[BEGIN EXERCISE MATERIAL]

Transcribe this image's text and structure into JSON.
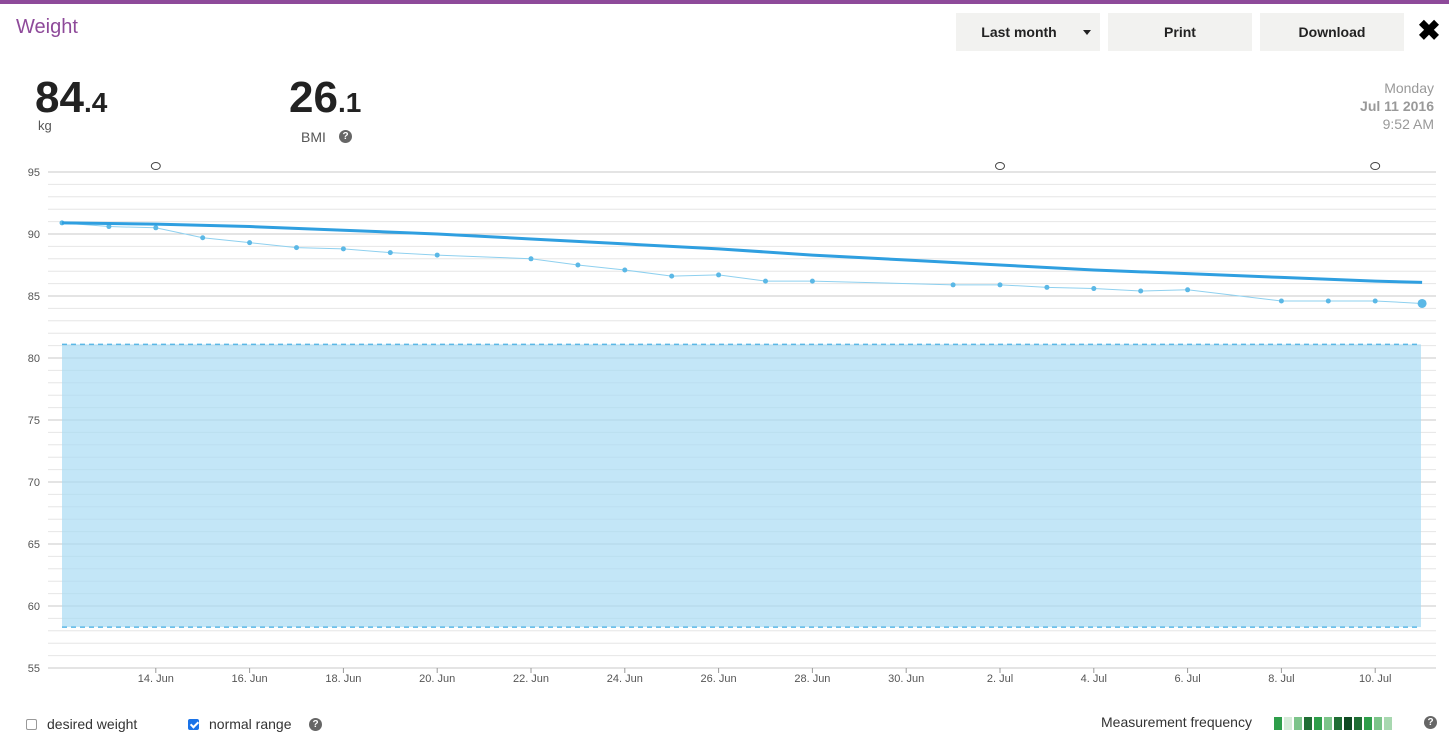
{
  "header": {
    "title": "Weight",
    "period_label": "Last month",
    "print_label": "Print",
    "download_label": "Download",
    "close_glyph": "✖"
  },
  "stats": {
    "weight_int": "84",
    "weight_dec": ".4",
    "weight_unit": "kg",
    "bmi_int": "26",
    "bmi_dec": ".1",
    "bmi_label": "BMI",
    "help_glyph": "?"
  },
  "date": {
    "weekday": "Monday",
    "date": "Jul 11 2016",
    "time": "9:52 AM"
  },
  "legend": {
    "desired_weight": "desired weight",
    "desired_checked": false,
    "normal_range": "normal range",
    "normal_checked": true,
    "frequency_label": "Measurement frequency",
    "frequency_colors": [
      "#2e9e4a",
      "#d6ebd9",
      "#7cc48a",
      "#1f6e34",
      "#2e9e4a",
      "#7cc48a",
      "#1f6e34",
      "#0f4a22",
      "#1f6e34",
      "#2e9e4a",
      "#7cc48a",
      "#a8d8b0"
    ]
  },
  "chart_data": {
    "type": "line",
    "x_tick_labels": [
      "14. Jun",
      "16. Jun",
      "18. Jun",
      "20. Jun",
      "22. Jun",
      "24. Jun",
      "26. Jun",
      "28. Jun",
      "30. Jun",
      "2. Jul",
      "4. Jul",
      "6. Jul",
      "8. Jul",
      "10. Jul"
    ],
    "y_tick_labels": [
      "95",
      "90",
      "85",
      "80",
      "75",
      "70",
      "65",
      "60",
      "55"
    ],
    "ylim": [
      55,
      95
    ],
    "normal_range": [
      58.3,
      81.1
    ],
    "series": [
      {
        "x": [
          "2016-06-12",
          "2016-06-13",
          "2016-06-14",
          "2016-06-15",
          "2016-06-16",
          "2016-06-17",
          "2016-06-18",
          "2016-06-19",
          "2016-06-20",
          "2016-06-22",
          "2016-06-23",
          "2016-06-24",
          "2016-06-25",
          "2016-06-26",
          "2016-06-27",
          "2016-06-28",
          "2016-07-01",
          "2016-07-02",
          "2016-07-03",
          "2016-07-04",
          "2016-07-05",
          "2016-07-06",
          "2016-07-08",
          "2016-07-09",
          "2016-07-10",
          "2016-07-11"
        ],
        "values": [
          90.9,
          90.6,
          90.5,
          89.7,
          89.3,
          88.9,
          88.8,
          88.5,
          88.3,
          88.0,
          87.5,
          87.1,
          86.6,
          86.7,
          86.2,
          86.2,
          85.9,
          85.9,
          85.7,
          85.6,
          85.4,
          85.5,
          84.6,
          84.6,
          84.6,
          84.4
        ]
      },
      {
        "x": [
          "2016-06-12",
          "2016-06-14",
          "2016-06-16",
          "2016-06-18",
          "2016-06-20",
          "2016-06-22",
          "2016-06-24",
          "2016-06-26",
          "2016-06-28",
          "2016-06-30",
          "2016-07-02",
          "2016-07-04",
          "2016-07-06",
          "2016-07-08",
          "2016-07-10",
          "2016-07-11"
        ],
        "values": [
          90.9,
          90.8,
          90.6,
          90.3,
          90.0,
          89.6,
          89.2,
          88.8,
          88.3,
          87.9,
          87.5,
          87.1,
          86.8,
          86.5,
          86.2,
          86.1
        ]
      }
    ],
    "note_markers": [
      "2016-06-14",
      "2016-07-02",
      "2016-07-10"
    ]
  }
}
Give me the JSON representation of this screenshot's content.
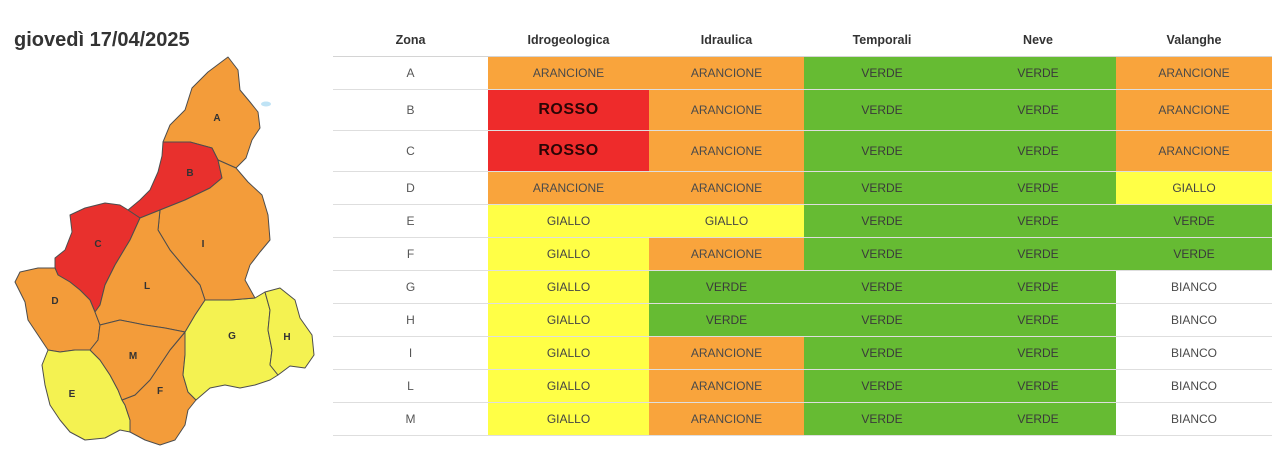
{
  "title": "giovedì 17/04/2025",
  "map": {
    "border_color": "#4d4d4d",
    "zones": [
      {
        "label": "A",
        "color": "#f39c3a"
      },
      {
        "label": "B",
        "color": "#e8302d"
      },
      {
        "label": "C",
        "color": "#e8302d"
      },
      {
        "label": "D",
        "color": "#f39c3a"
      },
      {
        "label": "E",
        "color": "#f4f251"
      },
      {
        "label": "F",
        "color": "#f39c3a"
      },
      {
        "label": "G",
        "color": "#f4f251"
      },
      {
        "label": "H",
        "color": "#f4f251"
      },
      {
        "label": "I",
        "color": "#f39c3a"
      },
      {
        "label": "L",
        "color": "#f39c3a"
      },
      {
        "label": "M",
        "color": "#f39c3a"
      }
    ]
  },
  "levels": {
    "ROSSO": "#ee2b2b",
    "ARANCIONE": "#f9a43c",
    "GIALLO": "#ffff46",
    "VERDE": "#66bb33",
    "BIANCO": "#ffffff"
  },
  "table": {
    "headers": [
      "Zona",
      "Idrogeologica",
      "Idraulica",
      "Temporali",
      "Neve",
      "Valanghe"
    ],
    "rows": [
      {
        "zona": "A",
        "values": [
          "ARANCIONE",
          "ARANCIONE",
          "VERDE",
          "VERDE",
          "ARANCIONE"
        ]
      },
      {
        "zona": "B",
        "values": [
          "ROSSO",
          "ARANCIONE",
          "VERDE",
          "VERDE",
          "ARANCIONE"
        ]
      },
      {
        "zona": "C",
        "values": [
          "ROSSO",
          "ARANCIONE",
          "VERDE",
          "VERDE",
          "ARANCIONE"
        ]
      },
      {
        "zona": "D",
        "values": [
          "ARANCIONE",
          "ARANCIONE",
          "VERDE",
          "VERDE",
          "GIALLO"
        ]
      },
      {
        "zona": "E",
        "values": [
          "GIALLO",
          "GIALLO",
          "VERDE",
          "VERDE",
          "VERDE"
        ]
      },
      {
        "zona": "F",
        "values": [
          "GIALLO",
          "ARANCIONE",
          "VERDE",
          "VERDE",
          "VERDE"
        ]
      },
      {
        "zona": "G",
        "values": [
          "GIALLO",
          "VERDE",
          "VERDE",
          "VERDE",
          "BIANCO"
        ]
      },
      {
        "zona": "H",
        "values": [
          "GIALLO",
          "VERDE",
          "VERDE",
          "VERDE",
          "BIANCO"
        ]
      },
      {
        "zona": "I",
        "values": [
          "GIALLO",
          "ARANCIONE",
          "VERDE",
          "VERDE",
          "BIANCO"
        ]
      },
      {
        "zona": "L",
        "values": [
          "GIALLO",
          "ARANCIONE",
          "VERDE",
          "VERDE",
          "BIANCO"
        ]
      },
      {
        "zona": "M",
        "values": [
          "GIALLO",
          "ARANCIONE",
          "VERDE",
          "VERDE",
          "BIANCO"
        ]
      }
    ]
  }
}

[END EXERCISE MATERIAL]

-- TASK DESCRIPTION --
Write out the records above exactly as they stand, leaving out every picture.

-- FINISHED ANSWER --
Transcribe this image's text and structure into JSON.
{
  "header": {
    "title": "Weight",
    "period_label": "Last month",
    "print_label": "Print",
    "download_label": "Download",
    "close_glyph": "✖"
  },
  "stats": {
    "weight_int": "84",
    "weight_dec": ".4",
    "weight_unit": "kg",
    "bmi_int": "26",
    "bmi_dec": ".1",
    "bmi_label": "BMI",
    "help_glyph": "?"
  },
  "date": {
    "weekday": "Monday",
    "date": "Jul 11 2016",
    "time": "9:52 AM"
  },
  "legend": {
    "desired_weight": "desired weight",
    "desired_checked": false,
    "normal_range": "normal range",
    "normal_checked": true,
    "frequency_label": "Measurement frequency",
    "frequency_colors": [
      "#2e9e4a",
      "#d6ebd9",
      "#7cc48a",
      "#1f6e34",
      "#2e9e4a",
      "#7cc48a",
      "#1f6e34",
      "#0f4a22",
      "#1f6e34",
      "#2e9e4a",
      "#7cc48a",
      "#a8d8b0"
    ]
  },
  "chart_data": {
    "type": "line",
    "x_tick_labels": [
      "14. Jun",
      "16. Jun",
      "18. Jun",
      "20. Jun",
      "22. Jun",
      "24. Jun",
      "26. Jun",
      "28. Jun",
      "30. Jun",
      "2. Jul",
      "4. Jul",
      "6. Jul",
      "8. Jul",
      "10. Jul"
    ],
    "y_tick_labels": [
      "95",
      "90",
      "85",
      "80",
      "75",
      "70",
      "65",
      "60",
      "55"
    ],
    "ylim": [
      55,
      95
    ],
    "normal_range": [
      58.3,
      81.1
    ],
    "series": [
      {
        "x": [
          "2016-06-12",
          "2016-06-13",
          "2016-06-14",
          "2016-06-15",
          "2016-06-16",
          "2016-06-17",
          "2016-06-18",
          "2016-06-19",
          "2016-06-20",
          "2016-06-22",
          "2016-06-23",
          "2016-06-24",
          "2016-06-25",
          "2016-06-26",
          "2016-06-27",
          "2016-06-28",
          "2016-07-01",
          "2016-07-02",
          "2016-07-03",
          "2016-07-04",
          "2016-07-05",
          "2016-07-06",
          "2016-07-08",
          "2016-07-09",
          "2016-07-10",
          "2016-07-11"
        ],
        "values": [
          90.9,
          90.6,
          90.5,
          89.7,
          89.3,
          88.9,
          88.8,
          88.5,
          88.3,
          88.0,
          87.5,
          87.1,
          86.6,
          86.7,
          86.2,
          86.2,
          85.9,
          85.9,
          85.7,
          85.6,
          85.4,
          85.5,
          84.6,
          84.6,
          84.6,
          84.4
        ]
      },
      {
        "x": [
          "2016-06-12",
          "2016-06-14",
          "2016-06-16",
          "2016-06-18",
          "2016-06-20",
          "2016-06-22",
          "2016-06-24",
          "2016-06-26",
          "2016-06-28",
          "2016-06-30",
          "2016-07-02",
          "2016-07-04",
          "2016-07-06",
          "2016-07-08",
          "2016-07-10",
          "2016-07-11"
        ],
        "values": [
          90.9,
          90.8,
          90.6,
          90.3,
          90.0,
          89.6,
          89.2,
          88.8,
          88.3,
          87.9,
          87.5,
          87.1,
          86.8,
          86.5,
          86.2,
          86.1
        ]
      }
    ],
    "note_markers": [
      "2016-06-14",
      "2016-07-02",
      "2016-07-10"
    ]
  }
}
Give me the JSON representation of this screenshot's content.
{
  "title": "giovedì 17/04/2025",
  "map": {
    "border_color": "#4d4d4d",
    "zones": [
      {
        "label": "A",
        "color": "#f39c3a"
      },
      {
        "label": "B",
        "color": "#e8302d"
      },
      {
        "label": "C",
        "color": "#e8302d"
      },
      {
        "label": "D",
        "color": "#f39c3a"
      },
      {
        "label": "E",
        "color": "#f4f251"
      },
      {
        "label": "F",
        "color": "#f39c3a"
      },
      {
        "label": "G",
        "color": "#f4f251"
      },
      {
        "label": "H",
        "color": "#f4f251"
      },
      {
        "label": "I",
        "color": "#f39c3a"
      },
      {
        "label": "L",
        "color": "#f39c3a"
      },
      {
        "label": "M",
        "color": "#f39c3a"
      }
    ]
  },
  "levels": {
    "ROSSO": "#ee2b2b",
    "ARANCIONE": "#f9a43c",
    "GIALLO": "#ffff46",
    "VERDE": "#66bb33",
    "BIANCO": "#ffffff"
  },
  "table": {
    "headers": [
      "Zona",
      "Idrogeologica",
      "Idraulica",
      "Temporali",
      "Neve",
      "Valanghe"
    ],
    "rows": [
      {
        "zona": "A",
        "values": [
          "ARANCIONE",
          "ARANCIONE",
          "VERDE",
          "VERDE",
          "ARANCIONE"
        ]
      },
      {
        "zona": "B",
        "values": [
          "ROSSO",
          "ARANCIONE",
          "VERDE",
          "VERDE",
          "ARANCIONE"
        ]
      },
      {
        "zona": "C",
        "values": [
          "ROSSO",
          "ARANCIONE",
          "VERDE",
          "VERDE",
          "ARANCIONE"
        ]
      },
      {
        "zona": "D",
        "values": [
          "ARANCIONE",
          "ARANCIONE",
          "VERDE",
          "VERDE",
          "GIALLO"
        ]
      },
      {
        "zona": "E",
        "values": [
          "GIALLO",
          "GIALLO",
          "VERDE",
          "VERDE",
          "VERDE"
        ]
      },
      {
        "zona": "F",
        "values": [
          "GIALLO",
          "ARANCIONE",
          "VERDE",
          "VERDE",
          "VERDE"
        ]
      },
      {
        "zona": "G",
        "values": [
          "GIALLO",
          "VERDE",
          "VERDE",
          "VERDE",
          "BIANCO"
        ]
      },
      {
        "zona": "H",
        "values": [
          "GIALLO",
          "VERDE",
          "VERDE",
          "VERDE",
          "BIANCO"
        ]
      },
      {
        "zona": "I",
        "values": [
          "GIALLO",
          "ARANCIONE",
          "VERDE",
          "VERDE",
          "BIANCO"
        ]
      },
      {
        "zona": "L",
        "values": [
          "GIALLO",
          "ARANCIONE",
          "VERDE",
          "VERDE",
          "BIANCO"
        ]
      },
      {
        "zona": "M",
        "values": [
          "GIALLO",
          "ARANCIONE",
          "VERDE",
          "VERDE",
          "BIANCO"
        ]
      }
    ]
  }
}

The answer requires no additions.